* **WRITTEN INSTRUCTION**: Take the records underneath and set them down exactly.

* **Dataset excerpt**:
-------------------------
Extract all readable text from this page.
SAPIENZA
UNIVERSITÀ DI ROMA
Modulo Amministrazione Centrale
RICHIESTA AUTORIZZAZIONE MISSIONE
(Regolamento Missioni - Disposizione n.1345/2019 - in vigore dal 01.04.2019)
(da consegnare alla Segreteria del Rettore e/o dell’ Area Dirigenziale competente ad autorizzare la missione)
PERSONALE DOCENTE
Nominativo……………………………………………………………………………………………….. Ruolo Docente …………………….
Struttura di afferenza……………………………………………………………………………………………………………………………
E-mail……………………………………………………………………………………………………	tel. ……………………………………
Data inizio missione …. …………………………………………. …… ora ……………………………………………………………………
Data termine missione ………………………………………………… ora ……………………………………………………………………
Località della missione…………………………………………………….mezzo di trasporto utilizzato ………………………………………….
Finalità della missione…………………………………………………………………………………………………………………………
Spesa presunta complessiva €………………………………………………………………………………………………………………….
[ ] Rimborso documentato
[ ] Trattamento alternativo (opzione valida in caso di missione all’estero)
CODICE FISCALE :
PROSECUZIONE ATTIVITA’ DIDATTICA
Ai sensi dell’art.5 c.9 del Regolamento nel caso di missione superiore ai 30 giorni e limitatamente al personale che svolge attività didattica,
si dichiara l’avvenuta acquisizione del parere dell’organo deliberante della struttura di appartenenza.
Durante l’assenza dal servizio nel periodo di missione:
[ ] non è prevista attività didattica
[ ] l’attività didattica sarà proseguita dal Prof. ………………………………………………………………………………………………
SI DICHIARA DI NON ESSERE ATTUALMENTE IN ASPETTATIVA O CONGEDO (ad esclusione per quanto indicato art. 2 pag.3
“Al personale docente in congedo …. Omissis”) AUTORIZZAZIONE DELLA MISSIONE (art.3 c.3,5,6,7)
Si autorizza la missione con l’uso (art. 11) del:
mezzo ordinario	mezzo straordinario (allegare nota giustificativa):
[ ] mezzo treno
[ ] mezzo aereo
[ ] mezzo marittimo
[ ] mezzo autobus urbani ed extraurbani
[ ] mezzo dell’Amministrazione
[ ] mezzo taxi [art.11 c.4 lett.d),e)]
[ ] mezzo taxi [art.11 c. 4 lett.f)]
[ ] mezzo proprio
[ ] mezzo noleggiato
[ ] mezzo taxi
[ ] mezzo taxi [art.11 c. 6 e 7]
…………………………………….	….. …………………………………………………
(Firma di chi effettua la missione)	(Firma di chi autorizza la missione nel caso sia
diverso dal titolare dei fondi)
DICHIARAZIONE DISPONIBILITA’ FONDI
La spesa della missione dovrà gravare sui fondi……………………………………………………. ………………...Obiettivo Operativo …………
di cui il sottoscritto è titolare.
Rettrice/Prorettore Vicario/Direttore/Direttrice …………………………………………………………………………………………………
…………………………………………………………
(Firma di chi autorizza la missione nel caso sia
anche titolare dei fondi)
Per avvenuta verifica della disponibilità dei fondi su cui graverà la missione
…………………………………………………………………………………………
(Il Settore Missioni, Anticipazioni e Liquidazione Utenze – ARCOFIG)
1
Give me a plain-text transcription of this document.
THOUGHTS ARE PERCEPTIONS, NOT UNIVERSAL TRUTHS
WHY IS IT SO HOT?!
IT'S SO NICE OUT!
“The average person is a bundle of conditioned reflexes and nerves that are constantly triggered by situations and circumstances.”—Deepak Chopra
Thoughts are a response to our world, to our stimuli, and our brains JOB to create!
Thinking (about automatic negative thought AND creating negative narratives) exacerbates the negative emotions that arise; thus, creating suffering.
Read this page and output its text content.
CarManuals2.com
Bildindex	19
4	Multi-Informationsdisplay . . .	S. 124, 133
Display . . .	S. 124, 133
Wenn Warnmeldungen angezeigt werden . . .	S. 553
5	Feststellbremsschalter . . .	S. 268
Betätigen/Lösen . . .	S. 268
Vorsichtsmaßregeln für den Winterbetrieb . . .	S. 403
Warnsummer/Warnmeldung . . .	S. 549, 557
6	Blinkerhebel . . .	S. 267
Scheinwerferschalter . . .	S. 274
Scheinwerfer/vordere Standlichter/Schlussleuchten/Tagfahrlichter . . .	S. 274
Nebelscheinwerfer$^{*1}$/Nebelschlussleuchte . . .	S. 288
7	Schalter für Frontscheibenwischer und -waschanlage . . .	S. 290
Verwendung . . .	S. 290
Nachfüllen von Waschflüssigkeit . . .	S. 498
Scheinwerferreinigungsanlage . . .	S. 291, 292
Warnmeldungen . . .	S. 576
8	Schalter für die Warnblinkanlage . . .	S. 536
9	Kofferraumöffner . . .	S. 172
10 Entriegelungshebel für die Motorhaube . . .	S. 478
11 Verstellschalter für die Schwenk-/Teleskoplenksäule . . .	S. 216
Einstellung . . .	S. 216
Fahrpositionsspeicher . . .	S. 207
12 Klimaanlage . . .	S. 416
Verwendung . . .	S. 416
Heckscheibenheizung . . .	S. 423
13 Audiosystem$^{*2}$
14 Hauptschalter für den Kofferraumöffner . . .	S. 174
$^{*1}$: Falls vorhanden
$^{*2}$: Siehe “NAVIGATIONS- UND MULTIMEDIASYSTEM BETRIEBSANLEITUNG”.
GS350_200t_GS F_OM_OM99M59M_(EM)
-------------------------
* **COMPLETED TASK**:
Extract all readable text from this page.
SAPIENZA
UNIVERSITÀ DI ROMA
Modulo Amministrazione Centrale
RICHIESTA AUTORIZZAZIONE MISSIONE
(Regolamento Missioni - Disposizione n.1345/2019 - in vigore dal 01.04.2019)
(da consegnare alla Segreteria del Rettore e/o dell’ Area Dirigenziale competente ad autorizzare la missione)
PERSONALE DOCENTE
Nominativo……………………………………………………………………………………………….. Ruolo Docente …………………….
Struttura di afferenza……………………………………………………………………………………………………………………………
E-mail……………………………………………………………………………………………………	tel. ……………………………………
Data inizio missione …. …………………………………………. …… ora ……………………………………………………………………
Data termine missione ………………………………………………… ora ……………………………………………………………………
Località della missione…………………………………………………….mezzo di trasporto utilizzato ………………………………………….
Finalità della missione…………………………………………………………………………………………………………………………
Spesa presunta complessiva €………………………………………………………………………………………………………………….
[ ] Rimborso documentato
[ ] Trattamento alternativo (opzione valida in caso di missione all’estero)
CODICE FISCALE :
PROSECUZIONE ATTIVITA’ DIDATTICA
Ai sensi dell’art.5 c.9 del Regolamento nel caso di missione superiore ai 30 giorni e limitatamente al personale che svolge attività didattica,
si dichiara l’avvenuta acquisizione del parere dell’organo deliberante della struttura di appartenenza.
Durante l’assenza dal servizio nel periodo di missione:
[ ] non è prevista attività didattica
[ ] l’attività didattica sarà proseguita dal Prof. ………………………………………………………………………………………………
SI DICHIARA DI NON ESSERE ATTUALMENTE IN ASPETTATIVA O CONGEDO (ad esclusione per quanto indicato art. 2 pag.3
“Al personale docente in congedo …. Omissis”) AUTORIZZAZIONE DELLA MISSIONE (art.3 c.3,5,6,7)
Si autorizza la missione con l’uso (art. 11) del:
mezzo ordinario	mezzo straordinario (allegare nota giustificativa):
[ ] mezzo treno
[ ] mezzo aereo
[ ] mezzo marittimo
[ ] mezzo autobus urbani ed extraurbani
[ ] mezzo dell’Amministrazione
[ ] mezzo taxi [art.11 c.4 lett.d),e)]
[ ] mezzo taxi [art.11 c. 4 lett.f)]
[ ] mezzo proprio
[ ] mezzo noleggiato
[ ] mezzo taxi
[ ] mezzo taxi [art.11 c. 6 e 7]
…………………………………….	….. …………………………………………………
(Firma di chi effettua la missione)	(Firma di chi autorizza la missione nel caso sia
diverso dal titolare dei fondi)
DICHIARAZIONE DISPONIBILITA’ FONDI
La spesa della missione dovrà gravare sui fondi……………………………………………………. ………………...Obiettivo Operativo …………
di cui il sottoscritto è titolare.
Rettrice/Prorettore Vicario/Direttore/Direttrice …………………………………………………………………………………………………
…………………………………………………………
(Firma di chi autorizza la missione nel caso sia
anche titolare dei fondi)
Per avvenuta verifica della disponibilità dei fondi su cui graverà la missione
…………………………………………………………………………………………
(Il Settore Missioni, Anticipazioni e Liquidazione Utenze – ARCOFIG)
1
Give me a plain-text transcription of this document.
THOUGHTS ARE PERCEPTIONS, NOT UNIVERSAL TRUTHS
WHY IS IT SO HOT?!
IT'S SO NICE OUT!
“The average person is a bundle of conditioned reflexes and nerves that are constantly triggered by situations and circumstances.”—Deepak Chopra
Thoughts are a response to our world, to our stimuli, and our brains JOB to create!
Thinking (about automatic negative thought AND creating negative narratives) exacerbates the negative emotions that arise; thus, creating suffering.
Read this page and output its text content.
CarManuals2.com
Bildindex	19
4	Multi-Informationsdisplay . . .	S. 124, 133
Display . . .	S. 124, 133
Wenn Warnmeldungen angezeigt werden . . .	S. 553
5	Feststellbremsschalter . . .	S. 268
Betätigen/Lösen . . .	S. 268
Vorsichtsmaßregeln für den Winterbetrieb . . .	S. 403
Warnsummer/Warnmeldung . . .	S. 549, 557
6	Blinkerhebel . . .	S. 267
Scheinwerferschalter . . .	S. 274
Scheinwerfer/vordere Standlichter/Schlussleuchten/Tagfahrlichter . . .	S. 274
Nebelscheinwerfer$^{*1}$/Nebelschlussleuchte . . .	S. 288
7	Schalter für Frontscheibenwischer und -waschanlage . . .	S. 290
Verwendung . . .	S. 290
Nachfüllen von Waschflüssigkeit . . .	S. 498
Scheinwerferreinigungsanlage . . .	S. 291, 292
Warnmeldungen . . .	S. 576
8	Schalter für die Warnblinkanlage . . .	S. 536
9	Kofferraumöffner . . .	S. 172
10 Entriegelungshebel für die Motorhaube . . .	S. 478
11 Verstellschalter für die Schwenk-/Teleskoplenksäule . . .	S. 216
Einstellung . . .	S. 216
Fahrpositionsspeicher . . .	S. 207
12 Klimaanlage . . .	S. 416
Verwendung . . .	S. 416
Heckscheibenheizung . . .	S. 423
13 Audiosystem$^{*2}$
14 Hauptschalter für den Kofferraumöffner . . .	S. 174
$^{*1}$: Falls vorhanden
$^{*2}$: Siehe “NAVIGATIONS- UND MULTIMEDIASYSTEM BETRIEBSANLEITUNG”.
GS350_200t_GS F_OM_OM99M59M_(EM)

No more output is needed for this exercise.